▸ **WHAT TO WORK ON**:
- A) According to the passage on the early Ionic islands, which two cities in Europe attended the festival at Delos alongside the twelve Ionic cities?
- B) Copy the listing lines word for word, starting with the line containing "586, 1113, 616]" and ending after the line containing "1131, 142, 1161]".

▸ **QUOTED TEXT**:
## BEGIN

Confining our attention, as we now do, to the first two centuries of Grecian history, or the interval between 776 b.c. and 560 b.c., there are scarce any facts which we can produce to ascertain the condition of these Ionic islands. Two or three circumstances however may be named which go to confirm our idea of their early wealth and importance.

1. The Homeric Hymn to Apollo presents to us the island of Delos as the centre of a great periodical festival in honour of Apollo, celebrated by all the cities, insular and continental, of the Ionic name. What the date of this hymn is, we have no means of determining: Thucydides quotes it without hesitation as the production of Homer, and doubtless it was in his time universally accepted as such—though modern critics concur in regarding both that and the other hymns as much later than the Iliad and Odyssey: it cannot probably be later than 600 b.c. The description of the Ionic visitors presented to us in this hymn is splendid and imposing: the number of their ships, the display of their finery, the beauty of their women, the athletic exhibitions as well as the matches of song and dance—all these are represented as making an ineffaceable impression on the spectator: “the assembled Ionians look as if they were beyond the reach of old age or death.” Such was the magnificence of which Delos was the periodical theatre, and which called forth the voices and poetical genius not merely of itinerant bards, but also of the Delian maidens in the temple of Apollo, during the century preceding 560 b.c. At that time it was the great central festival of the Ionians in Asia and Europe; frequented by the twelve Ionic cities in and near Asia Minor, as well as by Athens and Chalcis in Europe: it had not yet been superseded by the Ephesia as the exclusive festival of the former, nor had the Panathenaea of Athens reached the importance which afterwards came to belong to them during the plenitude of the Athenian power.

We find both Polycrates of Samos, and Peisistratus of Athens, taking a warm interest in the sanctity of Delo’s and the celebrity of this festival. But it was partly the rise of these two great Ionian despots, partly the conquests of the Persians in Asia Minor, which broke up the independence of the numerous petty Ionian cities, during the last half of the sixth century before the Christian aera; hence the great festival at Delos gradually declined in importance. Though never wholly intermitted, it was shorn of much of its previous ornament, and especially of that which constituted the first of all ornaments—the crowd of joyous visitors. And Thucydides, when he notices the attempt made by the Athenians during the Peloponnesian war, in the height of their naval supremacy, to revive the Delian festival, quotes the Homeric Hymn to Apollo as a certificate of its foregone and long-forgotten splendour. We perceive that even he could find no better evidence than this hymn, for Grecian transactions of a century anterior to Peisistratus—and we may therefore judge how imperfectly the history of this period was known to the men who took part in the Peloponnesian war. The hymn is exceedingly precious as an historical document, because it attests to us a transitory glory and extensive association of the Ionic Greeks on both sides of the Aegean Sea, which the conquests of the Lydians first, and of the Persians afterwards, overthrew—a time when the hair of the wealthy Athenian was decorated with golden ornaments, and his tunic made of linen, like that of the Milesians and Ephesians, instead of the more sober costume and woollen clothing which he subsequently copied from Sparta and Peloponnesus—a time too when the Ionic name had not yet contracted that stain of effeminacy and cowardice which stood imprinted upon it in the time of Herodotus and Thucydides, and which grew partly out of the subjugation of the Asiatic Ionians by Persia, partly out of the antipathy of the Peloponnesian Dorians to Athens. The author of the Homeric hymn, in describing the proud Ionians who thronged in his day to the Delian festival, could hardly have anticipated a time to come when the name Ionian would become a reproach, such as the European Greeks, to whom it really belonged, were desirous of disclaiming.

## END

▸ **INPUT ROWS**:

## BEGIN

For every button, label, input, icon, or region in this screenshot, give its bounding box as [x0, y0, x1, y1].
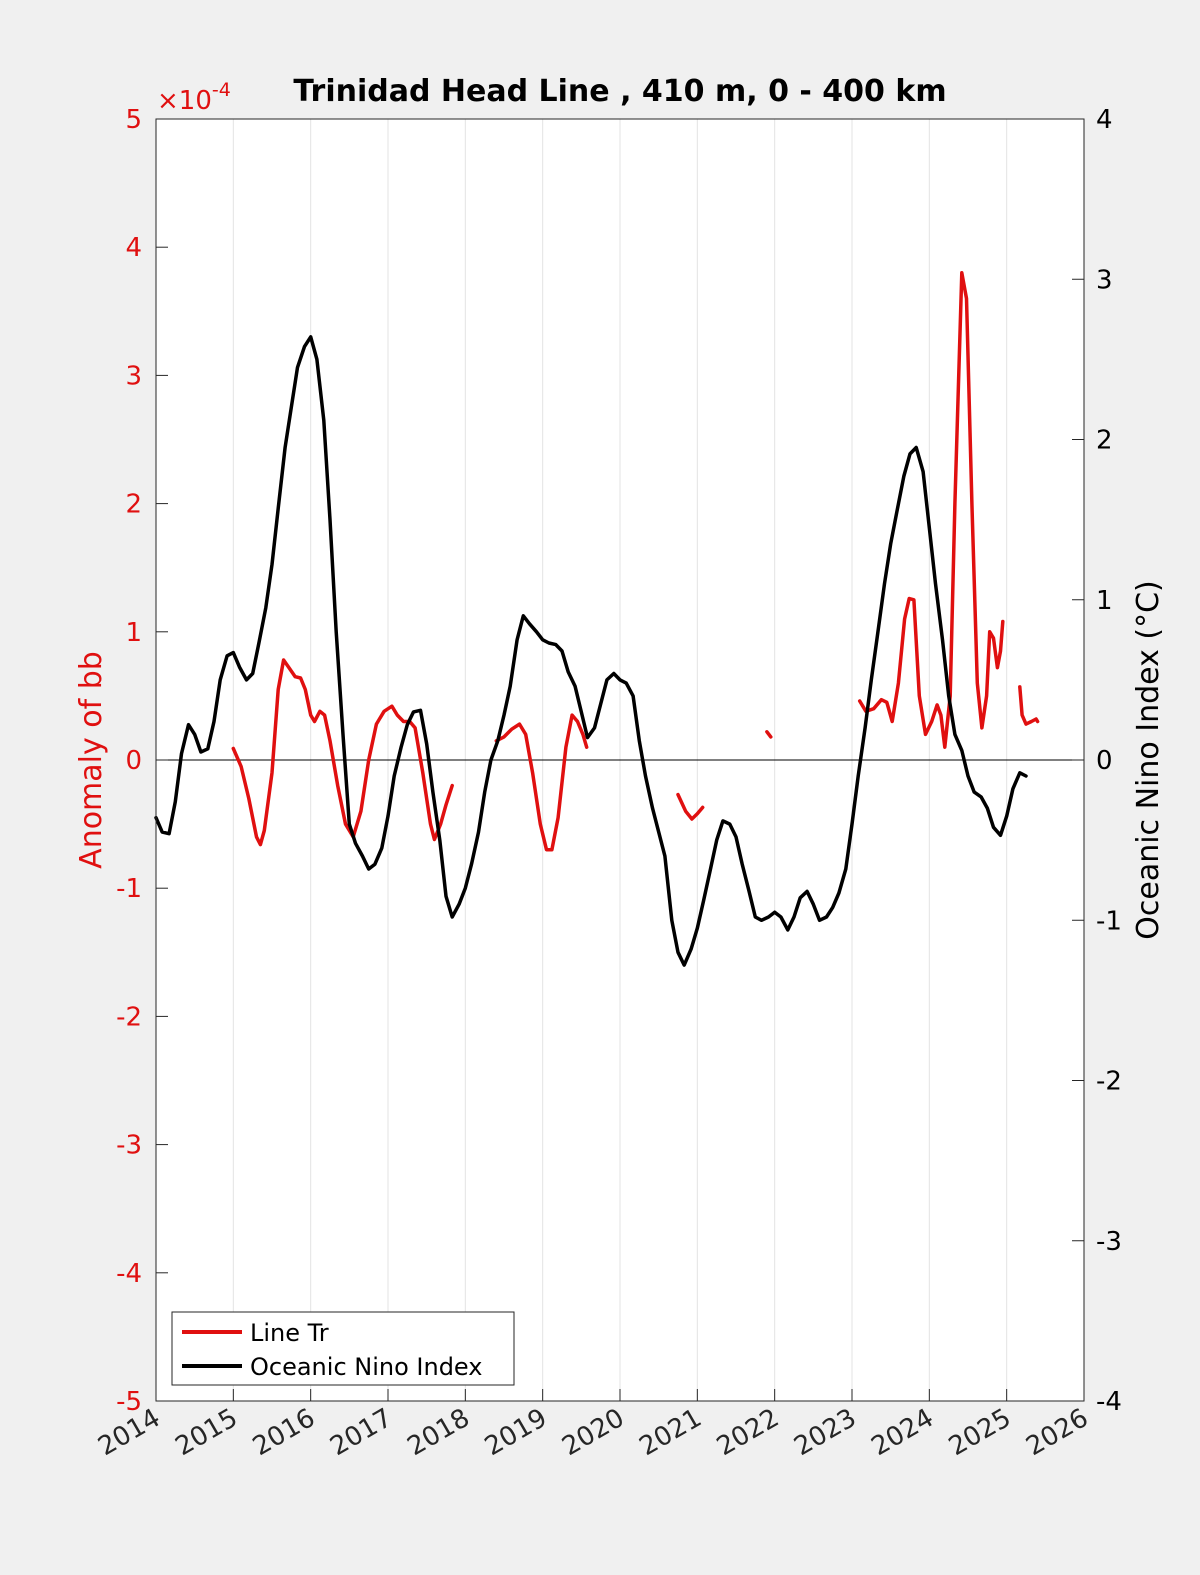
right-tick-label: 1	[1096, 586, 1113, 616]
left-tick-label: -4	[116, 1259, 142, 1289]
right-tick-label: 4	[1096, 105, 1113, 135]
x-tick-label: 2025	[944, 1403, 1016, 1462]
x-tick-label: 2022	[712, 1403, 784, 1462]
right-tick-label: -4	[1096, 1387, 1122, 1417]
left-axis-exponent: ×10-4	[157, 79, 231, 116]
legend-label-line-tr: Line Tr	[250, 1319, 329, 1347]
left-tick-label: 5	[125, 105, 142, 135]
right-tick-label: -1	[1096, 906, 1122, 936]
line-tr-series-segment-0	[231, 658, 454, 847]
x-tick-label: 2020	[557, 1403, 629, 1462]
x-tick-label: 2017	[325, 1403, 397, 1462]
right-tick-label: -3	[1096, 1227, 1122, 1257]
line-tr-series-segment-2	[676, 792, 705, 821]
line-tr-series-segment-1	[494, 713, 589, 852]
left-tick-label: -1	[116, 874, 142, 904]
left-tick-label: -2	[116, 1002, 142, 1032]
oni-series-segment-0	[154, 335, 1028, 967]
right-tick-label: 3	[1096, 265, 1113, 295]
exponent-base: ×10	[157, 86, 212, 116]
line-tr-series-segment-3	[765, 730, 773, 739]
x-tick-label: 2016	[248, 1403, 320, 1462]
x-tick-label: 2021	[635, 1403, 707, 1462]
left-tick-label: 0	[125, 746, 142, 776]
legend: Line Tr Oceanic Nino Index	[171, 1311, 515, 1386]
legend-box	[171, 1311, 515, 1386]
x-tick-label: 2019	[480, 1403, 552, 1462]
right-tick-label: 2	[1096, 426, 1113, 456]
x-tick-label: 2023	[789, 1403, 861, 1462]
left-tick-label: 3	[125, 361, 142, 391]
left-tick-label: 1	[125, 618, 142, 648]
left-tick-label: 2	[125, 490, 142, 520]
right-tick-label: -2	[1096, 1067, 1122, 1097]
x-tick-label: 2024	[867, 1403, 939, 1462]
series-layer	[154, 271, 1040, 967]
left-tick-label: -3	[116, 1131, 142, 1161]
left-tick-label: 4	[125, 233, 142, 263]
left-axis-label: Anomaly of bb	[74, 651, 109, 869]
legend-label-oni: Oceanic Nino Index	[250, 1353, 482, 1381]
right-axis-ticks: -4 -3 -2 -1 0 1 2 3 4	[1072, 105, 1122, 1417]
x-tick-label: 2018	[403, 1403, 475, 1462]
line-tr-series-segment-5	[1018, 685, 1040, 726]
left-tick-label: -5	[116, 1387, 142, 1417]
right-tick-label: 0	[1096, 746, 1113, 776]
x-tick-label: 2015	[171, 1403, 243, 1462]
chart-title: Trinidad Head Line , 410 m, 0 - 400 km	[293, 74, 946, 109]
exponent-power: -4	[212, 79, 231, 101]
line-tr-series-segment-4	[857, 271, 1005, 749]
right-axis-label: Oceanic Nino Index (°C)	[1131, 580, 1166, 940]
left-axis-ticks: -5 -4 -3 -2 -1 0 1 2 3 4 5	[116, 105, 168, 1417]
x-tick-label: 2026	[1021, 1403, 1093, 1462]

## END

▸ **RESULTS FOR THE EXERCISE**:
- A) Athens and Chalcis.

- B)
right-tick-label: 1	[1096, 586, 1113, 616]
left-tick-label: -4	[116, 1259, 142, 1289]
right-tick-label: 4	[1096, 105, 1113, 135]
x-tick-label: 2025	[944, 1403, 1016, 1462]
x-tick-label: 2022	[712, 1403, 784, 1462]
right-tick-label: -4	[1096, 1387, 1122, 1417]
left-axis-exponent: ×10-4	[157, 79, 231, 116]
legend-label-line-tr: Line Tr	[250, 1319, 329, 1347]
left-tick-label: 5	[125, 105, 142, 135]
right-tick-label: -1	[1096, 906, 1122, 936]
line-tr-series-segment-0	[231, 658, 454, 847]
x-tick-label: 2020	[557, 1403, 629, 1462]
x-tick-label: 2017	[325, 1403, 397, 1462]
right-tick-label: -3	[1096, 1227, 1122, 1257]
line-tr-series-segment-2	[676, 792, 705, 821]
line-tr-series-segment-1	[494, 713, 589, 852]
left-tick-label: -1	[116, 874, 142, 904]
left-tick-label: -2	[116, 1002, 142, 1032]
oni-series-segment-0	[154, 335, 1028, 967]
right-tick-label: 3	[1096, 265, 1113, 295]
exponent-base: ×10	[157, 86, 212, 116]
line-tr-series-segment-3	[765, 730, 773, 739]
x-tick-label: 2016	[248, 1403, 320, 1462]
x-tick-label: 2021	[635, 1403, 707, 1462]
left-tick-label: 0	[125, 746, 142, 776]
legend: Line Tr Oceanic Nino Index	[171, 1311, 515, 1386]
legend-box	[171, 1311, 515, 1386]
x-tick-label: 2019	[480, 1403, 552, 1462]
right-tick-label: 2	[1096, 426, 1113, 456]
x-tick-label: 2023	[789, 1403, 861, 1462]
left-tick-label: 3	[125, 361, 142, 391]
left-tick-label: 1	[125, 618, 142, 648]
left-tick-label: 2	[125, 490, 142, 520]
right-tick-label: -2	[1096, 1067, 1122, 1097]
x-tick-label: 2024	[867, 1403, 939, 1462]
series-layer	[154, 271, 1040, 967]
left-tick-label: -3	[116, 1131, 142, 1161]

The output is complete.